§ Information provided:
▶
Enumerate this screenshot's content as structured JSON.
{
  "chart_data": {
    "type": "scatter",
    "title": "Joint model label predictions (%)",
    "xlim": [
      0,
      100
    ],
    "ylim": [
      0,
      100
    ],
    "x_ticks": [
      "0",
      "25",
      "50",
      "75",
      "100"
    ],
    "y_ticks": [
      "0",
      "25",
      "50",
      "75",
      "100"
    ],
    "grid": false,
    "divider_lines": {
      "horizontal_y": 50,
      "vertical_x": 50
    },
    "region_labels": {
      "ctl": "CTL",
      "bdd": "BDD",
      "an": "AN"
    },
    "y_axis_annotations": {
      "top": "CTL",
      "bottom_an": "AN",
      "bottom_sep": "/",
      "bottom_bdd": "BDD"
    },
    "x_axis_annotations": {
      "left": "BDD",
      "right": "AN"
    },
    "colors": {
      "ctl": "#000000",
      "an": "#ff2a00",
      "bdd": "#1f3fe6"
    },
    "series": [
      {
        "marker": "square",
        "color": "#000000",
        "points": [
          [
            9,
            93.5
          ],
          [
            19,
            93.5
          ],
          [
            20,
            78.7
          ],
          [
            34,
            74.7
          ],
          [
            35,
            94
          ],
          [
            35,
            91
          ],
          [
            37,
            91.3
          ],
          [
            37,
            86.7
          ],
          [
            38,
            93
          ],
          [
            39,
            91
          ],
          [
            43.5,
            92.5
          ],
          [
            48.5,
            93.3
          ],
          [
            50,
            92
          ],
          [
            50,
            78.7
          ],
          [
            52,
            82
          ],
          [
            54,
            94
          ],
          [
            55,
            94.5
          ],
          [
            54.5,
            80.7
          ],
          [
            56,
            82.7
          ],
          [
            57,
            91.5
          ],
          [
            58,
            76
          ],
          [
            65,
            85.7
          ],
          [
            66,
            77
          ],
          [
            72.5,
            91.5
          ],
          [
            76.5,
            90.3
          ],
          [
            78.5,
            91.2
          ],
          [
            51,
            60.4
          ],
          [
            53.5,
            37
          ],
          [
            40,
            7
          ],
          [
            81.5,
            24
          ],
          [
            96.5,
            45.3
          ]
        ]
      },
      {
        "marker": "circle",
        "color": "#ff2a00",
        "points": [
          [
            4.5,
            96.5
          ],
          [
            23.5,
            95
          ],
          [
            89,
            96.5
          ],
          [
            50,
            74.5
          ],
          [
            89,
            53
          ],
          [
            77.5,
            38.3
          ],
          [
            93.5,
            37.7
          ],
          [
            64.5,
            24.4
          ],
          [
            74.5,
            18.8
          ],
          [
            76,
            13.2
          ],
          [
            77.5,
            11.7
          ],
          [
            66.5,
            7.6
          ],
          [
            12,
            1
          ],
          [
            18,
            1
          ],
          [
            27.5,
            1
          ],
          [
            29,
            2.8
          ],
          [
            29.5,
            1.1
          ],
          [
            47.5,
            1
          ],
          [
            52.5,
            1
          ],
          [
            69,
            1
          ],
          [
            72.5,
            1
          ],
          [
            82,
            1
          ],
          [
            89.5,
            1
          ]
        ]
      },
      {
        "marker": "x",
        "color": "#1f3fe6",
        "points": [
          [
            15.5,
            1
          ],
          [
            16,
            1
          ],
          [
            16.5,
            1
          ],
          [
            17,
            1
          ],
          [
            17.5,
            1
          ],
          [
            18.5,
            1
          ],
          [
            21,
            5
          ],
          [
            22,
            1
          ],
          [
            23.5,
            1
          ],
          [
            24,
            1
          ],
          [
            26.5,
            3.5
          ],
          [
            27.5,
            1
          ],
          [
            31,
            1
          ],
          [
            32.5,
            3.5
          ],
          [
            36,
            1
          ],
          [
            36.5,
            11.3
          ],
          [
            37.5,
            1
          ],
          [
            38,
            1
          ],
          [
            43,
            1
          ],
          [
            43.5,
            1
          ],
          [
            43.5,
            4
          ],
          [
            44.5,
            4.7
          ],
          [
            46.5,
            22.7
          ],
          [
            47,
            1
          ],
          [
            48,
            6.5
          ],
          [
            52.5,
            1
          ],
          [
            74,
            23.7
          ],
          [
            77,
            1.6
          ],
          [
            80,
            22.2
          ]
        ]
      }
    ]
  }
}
◀
Repeat the data precisely, reproducing every entry.

§ Complete response:
Enumerate this screenshot's content as structured JSON.
{
  "chart_data": {
    "type": "scatter",
    "title": "Joint model label predictions (%)",
    "xlim": [
      0,
      100
    ],
    "ylim": [
      0,
      100
    ],
    "x_ticks": [
      "0",
      "25",
      "50",
      "75",
      "100"
    ],
    "y_ticks": [
      "0",
      "25",
      "50",
      "75",
      "100"
    ],
    "grid": false,
    "divider_lines": {
      "horizontal_y": 50,
      "vertical_x": 50
    },
    "region_labels": {
      "ctl": "CTL",
      "bdd": "BDD",
      "an": "AN"
    },
    "y_axis_annotations": {
      "top": "CTL",
      "bottom_an": "AN",
      "bottom_sep": "/",
      "bottom_bdd": "BDD"
    },
    "x_axis_annotations": {
      "left": "BDD",
      "right": "AN"
    },
    "colors": {
      "ctl": "#000000",
      "an": "#ff2a00",
      "bdd": "#1f3fe6"
    },
    "series": [
      {
        "marker": "square",
        "color": "#000000",
        "points": [
          [
            9,
            93.5
          ],
          [
            19,
            93.5
          ],
          [
            20,
            78.7
          ],
          [
            34,
            74.7
          ],
          [
            35,
            94
          ],
          [
            35,
            91
          ],
          [
            37,
            91.3
          ],
          [
            37,
            86.7
          ],
          [
            38,
            93
          ],
          [
            39,
            91
          ],
          [
            43.5,
            92.5
          ],
          [
            48.5,
            93.3
          ],
          [
            50,
            92
          ],
          [
            50,
            78.7
          ],
          [
            52,
            82
          ],
          [
            54,
            94
          ],
          [
            55,
            94.5
          ],
          [
            54.5,
            80.7
          ],
          [
            56,
            82.7
          ],
          [
            57,
            91.5
          ],
          [
            58,
            76
          ],
          [
            65,
            85.7
          ],
          [
            66,
            77
          ],
          [
            72.5,
            91.5
          ],
          [
            76.5,
            90.3
          ],
          [
            78.5,
            91.2
          ],
          [
            51,
            60.4
          ],
          [
            53.5,
            37
          ],
          [
            40,
            7
          ],
          [
            81.5,
            24
          ],
          [
            96.5,
            45.3
          ]
        ]
      },
      {
        "marker": "circle",
        "color": "#ff2a00",
        "points": [
          [
            4.5,
            96.5
          ],
          [
            23.5,
            95
          ],
          [
            89,
            96.5
          ],
          [
            50,
            74.5
          ],
          [
            89,
            53
          ],
          [
            77.5,
            38.3
          ],
          [
            93.5,
            37.7
          ],
          [
            64.5,
            24.4
          ],
          [
            74.5,
            18.8
          ],
          [
            76,
            13.2
          ],
          [
            77.5,
            11.7
          ],
          [
            66.5,
            7.6
          ],
          [
            12,
            1
          ],
          [
            18,
            1
          ],
          [
            27.5,
            1
          ],
          [
            29,
            2.8
          ],
          [
            29.5,
            1.1
          ],
          [
            47.5,
            1
          ],
          [
            52.5,
            1
          ],
          [
            69,
            1
          ],
          [
            72.5,
            1
          ],
          [
            82,
            1
          ],
          [
            89.5,
            1
          ]
        ]
      },
      {
        "marker": "x",
        "color": "#1f3fe6",
        "points": [
          [
            15.5,
            1
          ],
          [
            16,
            1
          ],
          [
            16.5,
            1
          ],
          [
            17,
            1
          ],
          [
            17.5,
            1
          ],
          [
            18.5,
            1
          ],
          [
            21,
            5
          ],
          [
            22,
            1
          ],
          [
            23.5,
            1
          ],
          [
            24,
            1
          ],
          [
            26.5,
            3.5
          ],
          [
            27.5,
            1
          ],
          [
            31,
            1
          ],
          [
            32.5,
            3.5
          ],
          [
            36,
            1
          ],
          [
            36.5,
            11.3
          ],
          [
            37.5,
            1
          ],
          [
            38,
            1
          ],
          [
            43,
            1
          ],
          [
            43.5,
            1
          ],
          [
            43.5,
            4
          ],
          [
            44.5,
            4.7
          ],
          [
            46.5,
            22.7
          ],
          [
            47,
            1
          ],
          [
            48,
            6.5
          ],
          [
            52.5,
            1
          ],
          [
            74,
            23.7
          ],
          [
            77,
            1.6
          ],
          [
            80,
            22.2
          ]
        ]
      }
    ]
  }
}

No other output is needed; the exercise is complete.